━━ RECORDS SUPPLIED ━━

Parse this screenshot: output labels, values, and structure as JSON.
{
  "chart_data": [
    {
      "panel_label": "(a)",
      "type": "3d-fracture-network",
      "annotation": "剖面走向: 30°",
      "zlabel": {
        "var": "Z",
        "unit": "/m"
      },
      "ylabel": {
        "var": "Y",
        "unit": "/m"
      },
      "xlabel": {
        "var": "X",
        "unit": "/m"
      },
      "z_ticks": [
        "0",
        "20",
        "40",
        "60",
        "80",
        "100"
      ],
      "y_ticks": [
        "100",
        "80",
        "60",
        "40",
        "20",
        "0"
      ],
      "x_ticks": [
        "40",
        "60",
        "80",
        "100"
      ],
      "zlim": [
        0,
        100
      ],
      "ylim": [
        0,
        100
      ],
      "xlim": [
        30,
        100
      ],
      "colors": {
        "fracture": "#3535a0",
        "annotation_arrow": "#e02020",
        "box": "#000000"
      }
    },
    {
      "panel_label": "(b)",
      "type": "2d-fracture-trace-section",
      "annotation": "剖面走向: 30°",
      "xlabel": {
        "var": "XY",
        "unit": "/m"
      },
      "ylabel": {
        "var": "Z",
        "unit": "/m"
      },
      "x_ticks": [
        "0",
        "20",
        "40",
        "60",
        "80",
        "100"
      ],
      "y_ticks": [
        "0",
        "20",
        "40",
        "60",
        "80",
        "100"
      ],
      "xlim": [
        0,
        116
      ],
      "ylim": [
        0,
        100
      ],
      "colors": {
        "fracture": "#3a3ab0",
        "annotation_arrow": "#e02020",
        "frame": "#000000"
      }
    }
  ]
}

━━━

GOAL:
Every entry above should be retyped exactly as shown.

FINAL RESULT:
Parse this screenshot: output labels, values, and structure as JSON.
{
  "chart_data": [
    {
      "panel_label": "(a)",
      "type": "3d-fracture-network",
      "annotation": "剖面走向: 30°",
      "zlabel": {
        "var": "Z",
        "unit": "/m"
      },
      "ylabel": {
        "var": "Y",
        "unit": "/m"
      },
      "xlabel": {
        "var": "X",
        "unit": "/m"
      },
      "z_ticks": [
        "0",
        "20",
        "40",
        "60",
        "80",
        "100"
      ],
      "y_ticks": [
        "100",
        "80",
        "60",
        "40",
        "20",
        "0"
      ],
      "x_ticks": [
        "40",
        "60",
        "80",
        "100"
      ],
      "zlim": [
        0,
        100
      ],
      "ylim": [
        0,
        100
      ],
      "xlim": [
        30,
        100
      ],
      "colors": {
        "fracture": "#3535a0",
        "annotation_arrow": "#e02020",
        "box": "#000000"
      }
    },
    {
      "panel_label": "(b)",
      "type": "2d-fracture-trace-section",
      "annotation": "剖面走向: 30°",
      "xlabel": {
        "var": "XY",
        "unit": "/m"
      },
      "ylabel": {
        "var": "Z",
        "unit": "/m"
      },
      "x_ticks": [
        "0",
        "20",
        "40",
        "60",
        "80",
        "100"
      ],
      "y_ticks": [
        "0",
        "20",
        "40",
        "60",
        "80",
        "100"
      ],
      "xlim": [
        0,
        116
      ],
      "ylim": [
        0,
        100
      ],
      "colors": {
        "fracture": "#3a3ab0",
        "annotation_arrow": "#e02020",
        "frame": "#000000"
      }
    }
  ]
}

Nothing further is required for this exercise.